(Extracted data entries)
==================================================

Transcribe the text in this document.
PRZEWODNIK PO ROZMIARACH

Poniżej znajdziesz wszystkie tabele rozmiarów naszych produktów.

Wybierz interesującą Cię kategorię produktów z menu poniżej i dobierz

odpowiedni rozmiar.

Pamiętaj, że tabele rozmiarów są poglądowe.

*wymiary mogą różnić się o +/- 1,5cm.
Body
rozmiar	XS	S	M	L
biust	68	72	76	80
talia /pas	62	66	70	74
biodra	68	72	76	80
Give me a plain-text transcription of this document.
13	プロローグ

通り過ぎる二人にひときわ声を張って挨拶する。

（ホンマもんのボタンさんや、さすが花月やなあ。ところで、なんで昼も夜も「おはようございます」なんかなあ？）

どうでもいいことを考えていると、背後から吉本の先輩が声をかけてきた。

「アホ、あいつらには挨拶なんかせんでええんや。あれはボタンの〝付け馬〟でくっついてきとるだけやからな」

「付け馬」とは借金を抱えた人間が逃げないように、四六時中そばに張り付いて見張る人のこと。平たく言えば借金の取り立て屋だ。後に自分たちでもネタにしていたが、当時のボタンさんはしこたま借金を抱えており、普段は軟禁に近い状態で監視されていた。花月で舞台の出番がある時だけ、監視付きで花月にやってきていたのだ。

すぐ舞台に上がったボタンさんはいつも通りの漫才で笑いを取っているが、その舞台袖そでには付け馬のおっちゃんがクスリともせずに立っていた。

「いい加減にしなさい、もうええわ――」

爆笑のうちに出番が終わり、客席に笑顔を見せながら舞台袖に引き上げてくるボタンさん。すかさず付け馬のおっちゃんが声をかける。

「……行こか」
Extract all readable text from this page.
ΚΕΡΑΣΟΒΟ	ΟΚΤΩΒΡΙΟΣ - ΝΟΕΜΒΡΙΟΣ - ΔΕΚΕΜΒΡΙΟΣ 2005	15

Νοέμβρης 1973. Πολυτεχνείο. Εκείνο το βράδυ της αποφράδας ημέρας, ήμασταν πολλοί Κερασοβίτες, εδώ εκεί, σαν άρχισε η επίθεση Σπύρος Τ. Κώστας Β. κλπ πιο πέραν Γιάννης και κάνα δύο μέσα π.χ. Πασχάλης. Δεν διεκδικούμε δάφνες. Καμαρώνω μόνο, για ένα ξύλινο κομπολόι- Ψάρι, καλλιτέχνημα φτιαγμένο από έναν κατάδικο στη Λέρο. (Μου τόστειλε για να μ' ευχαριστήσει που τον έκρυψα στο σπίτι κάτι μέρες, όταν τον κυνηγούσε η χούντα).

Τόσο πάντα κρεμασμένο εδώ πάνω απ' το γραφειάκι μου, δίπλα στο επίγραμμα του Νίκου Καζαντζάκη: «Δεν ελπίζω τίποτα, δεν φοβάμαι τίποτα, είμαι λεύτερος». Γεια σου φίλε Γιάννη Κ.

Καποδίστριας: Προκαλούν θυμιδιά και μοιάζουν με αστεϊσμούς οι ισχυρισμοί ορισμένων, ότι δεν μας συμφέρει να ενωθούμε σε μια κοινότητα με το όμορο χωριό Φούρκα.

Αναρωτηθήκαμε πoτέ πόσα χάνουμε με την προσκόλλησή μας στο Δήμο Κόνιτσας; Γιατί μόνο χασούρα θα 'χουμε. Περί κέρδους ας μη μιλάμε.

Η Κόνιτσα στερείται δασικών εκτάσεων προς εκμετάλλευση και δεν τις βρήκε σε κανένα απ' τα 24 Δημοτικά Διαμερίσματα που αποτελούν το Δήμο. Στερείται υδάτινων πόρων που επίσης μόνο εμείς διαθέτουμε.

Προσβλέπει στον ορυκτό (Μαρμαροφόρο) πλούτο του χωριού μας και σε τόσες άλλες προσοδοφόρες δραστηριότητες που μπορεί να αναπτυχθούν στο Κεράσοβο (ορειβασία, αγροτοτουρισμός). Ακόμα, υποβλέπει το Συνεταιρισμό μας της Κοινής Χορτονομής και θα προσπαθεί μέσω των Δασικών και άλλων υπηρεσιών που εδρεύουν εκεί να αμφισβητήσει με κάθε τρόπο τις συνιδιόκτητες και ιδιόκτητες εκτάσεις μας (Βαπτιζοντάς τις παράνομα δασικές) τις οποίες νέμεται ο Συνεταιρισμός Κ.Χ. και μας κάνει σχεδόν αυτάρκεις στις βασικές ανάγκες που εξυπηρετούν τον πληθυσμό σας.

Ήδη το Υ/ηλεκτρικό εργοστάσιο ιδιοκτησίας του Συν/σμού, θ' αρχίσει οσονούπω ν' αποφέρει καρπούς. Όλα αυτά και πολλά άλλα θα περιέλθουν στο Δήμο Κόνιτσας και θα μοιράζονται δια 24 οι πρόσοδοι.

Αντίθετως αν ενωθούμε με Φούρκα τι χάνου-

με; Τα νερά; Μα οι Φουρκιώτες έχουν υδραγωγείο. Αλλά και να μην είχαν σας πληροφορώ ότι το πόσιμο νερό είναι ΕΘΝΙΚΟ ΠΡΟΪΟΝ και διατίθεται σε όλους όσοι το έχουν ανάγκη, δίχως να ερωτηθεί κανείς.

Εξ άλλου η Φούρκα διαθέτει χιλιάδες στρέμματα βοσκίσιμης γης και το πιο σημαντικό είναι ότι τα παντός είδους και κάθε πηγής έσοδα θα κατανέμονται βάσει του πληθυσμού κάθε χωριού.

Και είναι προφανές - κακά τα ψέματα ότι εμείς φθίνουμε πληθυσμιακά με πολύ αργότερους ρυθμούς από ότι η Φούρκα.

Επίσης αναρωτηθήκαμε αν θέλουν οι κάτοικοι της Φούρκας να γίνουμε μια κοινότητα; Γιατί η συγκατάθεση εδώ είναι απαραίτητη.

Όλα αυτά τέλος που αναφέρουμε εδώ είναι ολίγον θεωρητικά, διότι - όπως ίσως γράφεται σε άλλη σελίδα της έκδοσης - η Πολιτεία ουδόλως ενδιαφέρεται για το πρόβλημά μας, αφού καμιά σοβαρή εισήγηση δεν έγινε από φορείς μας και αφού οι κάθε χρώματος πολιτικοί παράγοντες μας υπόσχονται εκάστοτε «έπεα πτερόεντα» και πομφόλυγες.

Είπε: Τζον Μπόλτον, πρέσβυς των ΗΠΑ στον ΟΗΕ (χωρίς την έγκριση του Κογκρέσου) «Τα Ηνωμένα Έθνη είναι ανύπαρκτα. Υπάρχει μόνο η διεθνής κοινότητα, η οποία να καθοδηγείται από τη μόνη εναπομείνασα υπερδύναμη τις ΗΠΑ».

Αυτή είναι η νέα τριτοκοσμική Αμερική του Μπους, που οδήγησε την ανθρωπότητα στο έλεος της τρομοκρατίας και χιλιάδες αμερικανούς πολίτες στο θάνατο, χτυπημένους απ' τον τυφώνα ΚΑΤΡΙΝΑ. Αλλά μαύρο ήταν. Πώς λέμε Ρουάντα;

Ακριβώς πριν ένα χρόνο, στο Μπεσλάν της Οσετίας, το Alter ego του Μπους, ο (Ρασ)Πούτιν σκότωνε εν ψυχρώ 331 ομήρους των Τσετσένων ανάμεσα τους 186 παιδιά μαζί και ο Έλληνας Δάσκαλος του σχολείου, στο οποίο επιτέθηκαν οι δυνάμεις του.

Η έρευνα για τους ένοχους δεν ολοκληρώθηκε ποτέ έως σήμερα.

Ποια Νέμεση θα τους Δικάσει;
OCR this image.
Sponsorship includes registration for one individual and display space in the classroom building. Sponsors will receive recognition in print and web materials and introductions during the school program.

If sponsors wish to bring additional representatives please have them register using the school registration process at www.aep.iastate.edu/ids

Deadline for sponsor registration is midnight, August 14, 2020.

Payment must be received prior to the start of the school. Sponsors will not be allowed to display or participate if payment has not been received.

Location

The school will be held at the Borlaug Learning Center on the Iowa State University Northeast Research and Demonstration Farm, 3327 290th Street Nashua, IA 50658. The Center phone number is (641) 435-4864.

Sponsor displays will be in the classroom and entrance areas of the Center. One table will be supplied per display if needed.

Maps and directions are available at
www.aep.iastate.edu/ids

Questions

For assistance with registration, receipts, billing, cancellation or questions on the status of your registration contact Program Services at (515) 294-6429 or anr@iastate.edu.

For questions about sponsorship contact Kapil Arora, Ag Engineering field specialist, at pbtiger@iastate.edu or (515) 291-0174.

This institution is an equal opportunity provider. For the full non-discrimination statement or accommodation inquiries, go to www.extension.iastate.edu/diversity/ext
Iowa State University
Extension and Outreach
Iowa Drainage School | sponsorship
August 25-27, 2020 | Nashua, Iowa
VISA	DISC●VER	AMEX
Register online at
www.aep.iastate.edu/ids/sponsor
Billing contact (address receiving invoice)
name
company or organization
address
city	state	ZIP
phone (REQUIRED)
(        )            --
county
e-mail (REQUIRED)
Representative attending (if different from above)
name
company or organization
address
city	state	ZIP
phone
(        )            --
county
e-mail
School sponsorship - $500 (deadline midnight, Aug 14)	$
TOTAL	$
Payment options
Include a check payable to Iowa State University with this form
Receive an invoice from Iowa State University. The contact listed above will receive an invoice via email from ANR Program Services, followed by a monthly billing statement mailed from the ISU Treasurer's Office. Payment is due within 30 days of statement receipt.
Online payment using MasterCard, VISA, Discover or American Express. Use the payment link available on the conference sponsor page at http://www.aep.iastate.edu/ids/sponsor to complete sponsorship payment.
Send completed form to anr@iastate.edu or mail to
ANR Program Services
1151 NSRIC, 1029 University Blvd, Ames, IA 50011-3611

==================================================

Task brief: Reproduce each line from the records that contains the word "τους".

Exercise answer:
Ακριβώς πριν ένα χρόνο, στο Μπεσλάν της Οσετίας, το Alter ego του Μπους, ο (Ρασ)Πούτιν σκότωνε εν ψυχρώ 331 ομήρους των Τσετσένων ανάμεσα τους 186 παιδιά μαζί και ο Έλληνας Δάσκαλος του σχολείου, στο οποίο επιτέθηκαν οι δυνάμεις του.
Η έρευνα για τους ένοχους δεν ολοκληρώθηκε ποτέ έως σήμερα.
Ποια Νέμεση θα τους Δικάσει;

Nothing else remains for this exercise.